_Records to process_.
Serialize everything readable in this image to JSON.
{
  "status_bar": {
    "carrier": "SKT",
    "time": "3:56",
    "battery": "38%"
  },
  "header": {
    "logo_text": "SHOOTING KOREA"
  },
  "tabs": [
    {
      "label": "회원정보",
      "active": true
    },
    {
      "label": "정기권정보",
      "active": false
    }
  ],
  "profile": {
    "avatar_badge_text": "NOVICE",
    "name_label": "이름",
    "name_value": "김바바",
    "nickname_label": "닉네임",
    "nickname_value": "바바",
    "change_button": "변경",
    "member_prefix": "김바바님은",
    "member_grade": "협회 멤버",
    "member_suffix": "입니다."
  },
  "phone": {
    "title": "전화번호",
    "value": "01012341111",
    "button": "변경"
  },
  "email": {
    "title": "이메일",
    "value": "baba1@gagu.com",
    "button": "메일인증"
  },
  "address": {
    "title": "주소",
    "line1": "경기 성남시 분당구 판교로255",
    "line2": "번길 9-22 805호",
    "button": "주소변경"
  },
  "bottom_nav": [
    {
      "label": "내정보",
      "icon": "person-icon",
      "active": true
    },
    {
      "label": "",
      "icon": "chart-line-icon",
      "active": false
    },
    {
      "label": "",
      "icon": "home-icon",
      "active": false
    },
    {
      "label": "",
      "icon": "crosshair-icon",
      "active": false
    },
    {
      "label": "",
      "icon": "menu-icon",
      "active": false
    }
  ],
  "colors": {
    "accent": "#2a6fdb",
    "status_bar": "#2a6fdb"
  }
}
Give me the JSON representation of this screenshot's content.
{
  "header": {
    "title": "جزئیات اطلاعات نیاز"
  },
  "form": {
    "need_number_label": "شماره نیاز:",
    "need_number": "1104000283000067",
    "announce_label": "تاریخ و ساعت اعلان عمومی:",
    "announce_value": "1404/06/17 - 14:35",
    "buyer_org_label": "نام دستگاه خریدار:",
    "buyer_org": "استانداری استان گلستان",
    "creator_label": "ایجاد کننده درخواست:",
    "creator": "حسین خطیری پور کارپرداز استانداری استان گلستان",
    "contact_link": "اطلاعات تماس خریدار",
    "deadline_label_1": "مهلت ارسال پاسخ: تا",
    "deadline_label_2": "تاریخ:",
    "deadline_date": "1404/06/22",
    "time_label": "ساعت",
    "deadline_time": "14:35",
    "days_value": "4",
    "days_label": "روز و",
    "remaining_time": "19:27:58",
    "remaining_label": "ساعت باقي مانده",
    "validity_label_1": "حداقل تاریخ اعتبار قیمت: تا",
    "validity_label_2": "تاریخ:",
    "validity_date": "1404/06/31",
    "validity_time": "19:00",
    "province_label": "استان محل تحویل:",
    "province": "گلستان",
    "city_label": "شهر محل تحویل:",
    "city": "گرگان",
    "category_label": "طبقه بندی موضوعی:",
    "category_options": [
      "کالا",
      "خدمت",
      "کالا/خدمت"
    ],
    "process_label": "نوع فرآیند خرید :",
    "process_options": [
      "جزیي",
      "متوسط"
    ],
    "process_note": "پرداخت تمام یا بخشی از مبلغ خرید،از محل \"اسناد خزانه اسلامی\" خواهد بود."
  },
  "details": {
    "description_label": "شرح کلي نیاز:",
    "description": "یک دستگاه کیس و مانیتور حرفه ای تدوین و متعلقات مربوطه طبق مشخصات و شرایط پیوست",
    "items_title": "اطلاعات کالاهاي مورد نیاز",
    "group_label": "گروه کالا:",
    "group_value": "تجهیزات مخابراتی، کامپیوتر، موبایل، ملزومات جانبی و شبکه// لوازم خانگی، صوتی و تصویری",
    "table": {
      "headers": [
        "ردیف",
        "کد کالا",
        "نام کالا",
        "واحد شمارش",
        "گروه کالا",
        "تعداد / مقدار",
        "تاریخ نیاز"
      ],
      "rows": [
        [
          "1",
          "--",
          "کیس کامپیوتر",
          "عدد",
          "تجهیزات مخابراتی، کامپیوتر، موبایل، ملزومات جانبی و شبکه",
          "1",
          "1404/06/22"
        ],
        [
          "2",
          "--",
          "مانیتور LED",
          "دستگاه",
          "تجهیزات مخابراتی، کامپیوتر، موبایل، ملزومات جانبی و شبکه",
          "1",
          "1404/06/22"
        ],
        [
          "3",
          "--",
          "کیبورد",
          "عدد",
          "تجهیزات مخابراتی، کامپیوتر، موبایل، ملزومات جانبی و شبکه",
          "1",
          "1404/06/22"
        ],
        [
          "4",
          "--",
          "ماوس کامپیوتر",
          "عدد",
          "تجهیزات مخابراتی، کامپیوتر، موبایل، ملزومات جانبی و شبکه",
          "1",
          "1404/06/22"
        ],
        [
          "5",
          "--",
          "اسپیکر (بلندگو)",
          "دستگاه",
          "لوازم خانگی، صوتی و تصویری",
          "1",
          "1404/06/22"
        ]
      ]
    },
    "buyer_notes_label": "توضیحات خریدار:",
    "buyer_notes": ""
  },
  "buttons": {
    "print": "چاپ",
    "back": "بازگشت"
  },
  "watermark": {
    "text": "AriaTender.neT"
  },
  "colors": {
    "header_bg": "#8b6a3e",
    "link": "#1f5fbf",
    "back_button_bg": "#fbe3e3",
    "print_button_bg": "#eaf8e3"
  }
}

_Given instruction_. Using the listing above, work out how many of its lines include "this", and give only the result.

_Task result_. 2